Exercise description.
Go through the records and extract every line with the word "agua".

Data.
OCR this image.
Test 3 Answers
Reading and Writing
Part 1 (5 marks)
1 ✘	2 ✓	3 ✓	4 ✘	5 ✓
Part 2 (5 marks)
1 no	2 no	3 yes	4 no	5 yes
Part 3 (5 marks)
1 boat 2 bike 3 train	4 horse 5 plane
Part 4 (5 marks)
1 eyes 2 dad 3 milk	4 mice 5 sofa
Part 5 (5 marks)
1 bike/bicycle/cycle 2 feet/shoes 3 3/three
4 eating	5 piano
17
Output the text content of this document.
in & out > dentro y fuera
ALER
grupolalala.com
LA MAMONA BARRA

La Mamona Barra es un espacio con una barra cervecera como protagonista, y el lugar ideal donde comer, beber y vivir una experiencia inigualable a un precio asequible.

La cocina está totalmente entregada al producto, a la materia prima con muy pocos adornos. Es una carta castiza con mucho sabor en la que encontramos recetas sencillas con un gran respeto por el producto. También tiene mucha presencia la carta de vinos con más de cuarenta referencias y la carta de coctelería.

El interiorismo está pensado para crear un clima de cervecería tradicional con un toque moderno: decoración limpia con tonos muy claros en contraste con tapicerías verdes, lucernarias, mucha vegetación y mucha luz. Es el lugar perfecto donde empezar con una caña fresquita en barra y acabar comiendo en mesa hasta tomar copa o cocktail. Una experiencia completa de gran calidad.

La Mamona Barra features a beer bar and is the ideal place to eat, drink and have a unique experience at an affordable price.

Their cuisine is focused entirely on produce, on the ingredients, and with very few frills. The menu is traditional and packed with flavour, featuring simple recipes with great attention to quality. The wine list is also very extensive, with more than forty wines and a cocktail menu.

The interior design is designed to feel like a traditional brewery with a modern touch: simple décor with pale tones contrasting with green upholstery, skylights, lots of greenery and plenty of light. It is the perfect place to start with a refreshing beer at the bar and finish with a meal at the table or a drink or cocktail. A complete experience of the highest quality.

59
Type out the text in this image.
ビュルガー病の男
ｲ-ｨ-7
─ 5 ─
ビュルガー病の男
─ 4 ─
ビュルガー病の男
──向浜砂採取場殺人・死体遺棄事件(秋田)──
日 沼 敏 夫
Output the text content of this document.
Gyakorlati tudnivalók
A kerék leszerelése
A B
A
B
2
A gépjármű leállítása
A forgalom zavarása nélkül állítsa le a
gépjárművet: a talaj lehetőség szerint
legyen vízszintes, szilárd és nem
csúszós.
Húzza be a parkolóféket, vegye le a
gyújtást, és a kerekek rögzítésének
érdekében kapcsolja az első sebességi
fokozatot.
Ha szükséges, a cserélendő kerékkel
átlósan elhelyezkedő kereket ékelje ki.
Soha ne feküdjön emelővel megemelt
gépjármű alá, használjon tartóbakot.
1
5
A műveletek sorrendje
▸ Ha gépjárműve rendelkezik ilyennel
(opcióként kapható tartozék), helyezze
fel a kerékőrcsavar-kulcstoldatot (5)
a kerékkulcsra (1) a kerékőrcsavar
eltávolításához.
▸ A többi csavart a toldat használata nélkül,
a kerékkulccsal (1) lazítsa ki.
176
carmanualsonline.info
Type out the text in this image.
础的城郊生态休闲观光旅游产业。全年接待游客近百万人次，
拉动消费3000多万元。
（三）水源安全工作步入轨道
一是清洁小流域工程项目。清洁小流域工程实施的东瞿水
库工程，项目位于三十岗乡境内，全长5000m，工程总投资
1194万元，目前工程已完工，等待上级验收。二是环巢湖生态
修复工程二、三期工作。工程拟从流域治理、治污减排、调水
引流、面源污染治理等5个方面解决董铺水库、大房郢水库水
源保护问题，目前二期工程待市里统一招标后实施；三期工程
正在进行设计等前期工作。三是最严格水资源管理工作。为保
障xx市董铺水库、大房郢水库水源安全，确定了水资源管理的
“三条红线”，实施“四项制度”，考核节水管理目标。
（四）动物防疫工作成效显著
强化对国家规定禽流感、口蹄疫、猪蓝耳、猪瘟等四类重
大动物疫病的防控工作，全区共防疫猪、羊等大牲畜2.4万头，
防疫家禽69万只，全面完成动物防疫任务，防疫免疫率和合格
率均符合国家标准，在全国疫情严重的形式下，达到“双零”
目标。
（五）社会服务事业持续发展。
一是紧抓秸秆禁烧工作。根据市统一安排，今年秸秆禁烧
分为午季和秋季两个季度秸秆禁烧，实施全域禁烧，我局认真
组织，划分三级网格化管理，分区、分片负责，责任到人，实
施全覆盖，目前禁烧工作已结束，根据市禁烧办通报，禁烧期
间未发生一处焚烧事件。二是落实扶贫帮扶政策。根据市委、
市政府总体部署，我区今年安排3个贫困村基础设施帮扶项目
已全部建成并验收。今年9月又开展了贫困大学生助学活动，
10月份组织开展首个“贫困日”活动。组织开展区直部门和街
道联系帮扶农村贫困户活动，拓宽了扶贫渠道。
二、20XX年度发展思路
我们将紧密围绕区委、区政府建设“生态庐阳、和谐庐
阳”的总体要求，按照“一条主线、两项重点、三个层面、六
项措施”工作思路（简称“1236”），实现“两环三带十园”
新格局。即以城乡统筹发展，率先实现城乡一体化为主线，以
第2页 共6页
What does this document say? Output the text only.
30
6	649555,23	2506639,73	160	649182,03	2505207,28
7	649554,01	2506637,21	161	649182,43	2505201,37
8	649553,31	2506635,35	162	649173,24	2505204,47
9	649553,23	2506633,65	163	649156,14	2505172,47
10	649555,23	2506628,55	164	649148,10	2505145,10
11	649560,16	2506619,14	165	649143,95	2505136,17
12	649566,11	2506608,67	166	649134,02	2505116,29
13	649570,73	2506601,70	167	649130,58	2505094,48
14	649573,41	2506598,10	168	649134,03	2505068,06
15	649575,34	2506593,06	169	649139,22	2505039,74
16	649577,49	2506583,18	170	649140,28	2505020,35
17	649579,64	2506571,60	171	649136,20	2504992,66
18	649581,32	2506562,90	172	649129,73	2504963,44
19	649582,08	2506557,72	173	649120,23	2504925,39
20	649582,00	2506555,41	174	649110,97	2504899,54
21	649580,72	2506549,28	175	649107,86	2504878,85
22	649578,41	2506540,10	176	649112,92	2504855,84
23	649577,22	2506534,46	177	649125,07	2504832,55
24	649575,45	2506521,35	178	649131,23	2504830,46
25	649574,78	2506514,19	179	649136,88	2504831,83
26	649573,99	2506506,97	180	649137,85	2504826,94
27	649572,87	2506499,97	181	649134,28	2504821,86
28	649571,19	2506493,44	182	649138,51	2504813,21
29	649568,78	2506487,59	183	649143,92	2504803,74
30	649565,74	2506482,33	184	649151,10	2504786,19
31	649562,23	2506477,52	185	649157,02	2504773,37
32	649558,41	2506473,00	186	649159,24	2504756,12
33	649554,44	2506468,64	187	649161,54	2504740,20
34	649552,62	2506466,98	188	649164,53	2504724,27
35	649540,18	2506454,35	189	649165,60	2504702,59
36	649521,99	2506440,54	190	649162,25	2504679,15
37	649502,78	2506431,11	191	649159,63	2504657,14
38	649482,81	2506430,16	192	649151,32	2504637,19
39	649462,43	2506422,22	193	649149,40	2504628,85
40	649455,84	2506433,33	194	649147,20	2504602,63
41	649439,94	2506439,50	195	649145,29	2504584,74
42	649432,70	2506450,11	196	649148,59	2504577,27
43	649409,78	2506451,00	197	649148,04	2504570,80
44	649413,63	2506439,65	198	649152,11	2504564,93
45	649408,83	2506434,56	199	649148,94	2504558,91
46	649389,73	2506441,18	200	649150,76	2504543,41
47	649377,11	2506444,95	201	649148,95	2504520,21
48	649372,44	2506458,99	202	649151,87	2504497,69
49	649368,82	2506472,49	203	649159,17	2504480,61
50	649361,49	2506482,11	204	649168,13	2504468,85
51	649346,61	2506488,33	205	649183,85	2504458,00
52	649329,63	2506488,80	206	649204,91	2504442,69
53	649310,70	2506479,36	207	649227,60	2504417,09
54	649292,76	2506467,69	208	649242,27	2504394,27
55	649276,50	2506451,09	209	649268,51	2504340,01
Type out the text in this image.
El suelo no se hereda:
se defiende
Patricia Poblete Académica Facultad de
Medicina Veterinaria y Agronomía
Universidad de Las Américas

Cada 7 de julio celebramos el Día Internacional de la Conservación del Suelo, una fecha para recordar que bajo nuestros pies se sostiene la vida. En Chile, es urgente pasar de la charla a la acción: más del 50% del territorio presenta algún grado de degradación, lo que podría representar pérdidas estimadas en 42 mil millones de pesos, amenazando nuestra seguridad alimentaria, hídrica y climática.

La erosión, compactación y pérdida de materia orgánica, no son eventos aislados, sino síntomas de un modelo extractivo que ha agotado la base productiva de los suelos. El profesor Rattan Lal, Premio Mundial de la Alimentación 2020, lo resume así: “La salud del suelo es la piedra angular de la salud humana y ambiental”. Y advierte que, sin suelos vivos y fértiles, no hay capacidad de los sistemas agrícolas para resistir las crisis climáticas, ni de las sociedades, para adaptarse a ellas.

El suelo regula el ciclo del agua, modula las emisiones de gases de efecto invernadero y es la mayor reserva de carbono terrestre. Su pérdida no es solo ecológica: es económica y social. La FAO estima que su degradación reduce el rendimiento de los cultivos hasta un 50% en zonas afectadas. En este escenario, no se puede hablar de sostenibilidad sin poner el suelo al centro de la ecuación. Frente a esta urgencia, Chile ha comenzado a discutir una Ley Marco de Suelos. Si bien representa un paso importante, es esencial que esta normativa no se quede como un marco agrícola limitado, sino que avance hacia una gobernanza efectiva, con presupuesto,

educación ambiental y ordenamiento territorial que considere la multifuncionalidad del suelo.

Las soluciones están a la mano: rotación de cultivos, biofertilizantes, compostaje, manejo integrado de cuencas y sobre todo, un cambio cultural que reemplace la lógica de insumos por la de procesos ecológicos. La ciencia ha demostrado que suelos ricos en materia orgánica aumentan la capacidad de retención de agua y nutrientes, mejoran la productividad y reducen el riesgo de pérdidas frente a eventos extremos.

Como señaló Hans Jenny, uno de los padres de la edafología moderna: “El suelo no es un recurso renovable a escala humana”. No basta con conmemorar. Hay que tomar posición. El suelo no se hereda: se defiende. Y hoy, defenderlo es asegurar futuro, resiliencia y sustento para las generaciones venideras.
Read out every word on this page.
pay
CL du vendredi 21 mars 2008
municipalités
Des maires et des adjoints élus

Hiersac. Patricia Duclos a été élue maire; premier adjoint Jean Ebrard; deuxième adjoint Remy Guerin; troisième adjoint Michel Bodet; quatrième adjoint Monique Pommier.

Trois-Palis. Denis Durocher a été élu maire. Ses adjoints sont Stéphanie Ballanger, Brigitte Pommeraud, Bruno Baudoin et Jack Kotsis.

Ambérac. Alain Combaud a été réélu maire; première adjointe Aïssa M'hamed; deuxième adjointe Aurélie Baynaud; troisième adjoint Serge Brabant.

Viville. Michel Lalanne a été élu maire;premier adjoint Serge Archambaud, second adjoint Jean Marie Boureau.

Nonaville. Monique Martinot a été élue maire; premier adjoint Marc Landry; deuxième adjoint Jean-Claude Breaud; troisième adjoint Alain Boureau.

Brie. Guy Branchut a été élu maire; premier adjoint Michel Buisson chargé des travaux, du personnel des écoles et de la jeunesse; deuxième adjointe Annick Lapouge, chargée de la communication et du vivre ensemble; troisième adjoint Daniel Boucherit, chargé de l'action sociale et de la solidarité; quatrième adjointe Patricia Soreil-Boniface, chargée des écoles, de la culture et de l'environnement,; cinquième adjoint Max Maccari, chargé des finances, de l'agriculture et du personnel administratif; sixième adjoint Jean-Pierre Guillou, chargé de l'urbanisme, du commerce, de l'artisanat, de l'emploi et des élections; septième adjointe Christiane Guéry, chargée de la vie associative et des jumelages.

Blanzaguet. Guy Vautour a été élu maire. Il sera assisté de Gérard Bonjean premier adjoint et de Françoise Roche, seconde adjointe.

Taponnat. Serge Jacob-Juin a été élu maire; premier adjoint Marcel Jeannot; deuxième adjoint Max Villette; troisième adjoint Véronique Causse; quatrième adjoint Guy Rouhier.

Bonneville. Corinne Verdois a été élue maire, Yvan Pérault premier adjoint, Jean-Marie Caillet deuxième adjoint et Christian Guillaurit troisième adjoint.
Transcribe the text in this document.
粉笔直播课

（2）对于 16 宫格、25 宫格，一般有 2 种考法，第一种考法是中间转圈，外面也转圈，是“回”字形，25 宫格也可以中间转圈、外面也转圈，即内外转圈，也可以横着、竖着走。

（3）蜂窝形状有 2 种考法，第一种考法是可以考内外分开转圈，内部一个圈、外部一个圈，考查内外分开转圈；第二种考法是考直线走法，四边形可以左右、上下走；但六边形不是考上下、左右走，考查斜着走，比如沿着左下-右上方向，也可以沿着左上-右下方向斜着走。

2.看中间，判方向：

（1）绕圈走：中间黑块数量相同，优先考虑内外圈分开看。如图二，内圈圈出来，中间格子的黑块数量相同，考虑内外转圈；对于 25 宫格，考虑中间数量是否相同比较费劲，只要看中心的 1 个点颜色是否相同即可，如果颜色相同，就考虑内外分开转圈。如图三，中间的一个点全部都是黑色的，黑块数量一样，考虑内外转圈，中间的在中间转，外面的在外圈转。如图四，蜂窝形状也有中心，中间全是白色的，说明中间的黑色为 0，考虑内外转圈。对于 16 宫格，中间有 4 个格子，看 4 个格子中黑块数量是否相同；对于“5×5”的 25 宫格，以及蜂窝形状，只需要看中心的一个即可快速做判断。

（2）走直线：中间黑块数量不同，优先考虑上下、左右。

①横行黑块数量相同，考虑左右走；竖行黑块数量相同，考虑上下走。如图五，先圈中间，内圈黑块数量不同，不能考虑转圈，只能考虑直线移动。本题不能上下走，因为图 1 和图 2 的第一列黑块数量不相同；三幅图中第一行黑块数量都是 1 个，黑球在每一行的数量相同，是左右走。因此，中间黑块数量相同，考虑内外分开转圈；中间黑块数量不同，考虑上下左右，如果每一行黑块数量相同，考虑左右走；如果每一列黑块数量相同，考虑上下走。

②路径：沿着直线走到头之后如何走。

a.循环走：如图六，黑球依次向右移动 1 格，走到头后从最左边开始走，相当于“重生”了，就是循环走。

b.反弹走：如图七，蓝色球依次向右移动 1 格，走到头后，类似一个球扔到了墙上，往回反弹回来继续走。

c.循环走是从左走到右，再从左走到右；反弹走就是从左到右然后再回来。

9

Expected answer.
El suelo regula el ciclo del agua, modula las emisiones de gases de efecto invernadero y es la mayor reserva de carbono terrestre. Su pérdida no es solo ecológica: es económica y social. La FAO estima que su degradación reduce el rendimiento de los cultivos hasta un 50% en zonas afectadas. En este escenario, no se puede hablar de sostenibilidad sin poner el suelo al centro de la ecuación. Frente a esta urgencia, Chile ha comenzado a discutir una Ley Marco de Suelos. Si bien representa un paso importante, es esencial que esta normativa no se quede como un marco agrícola limitado, sino que avance hacia una gobernanza efectiva, con presupuesto,
Las soluciones están a la mano: rotación de cultivos, biofertilizantes, compostaje, manejo integrado de cuencas y sobre todo, un cambio cultural que reemplace la lógica de insumos por la de procesos ecológicos. La ciencia ha demostrado que suelos ricos en materia orgánica aumentan la capacidad de retención de agua y nutrientes, mejoran la productividad y reducen el riesgo de pérdidas frente a eventos extremos.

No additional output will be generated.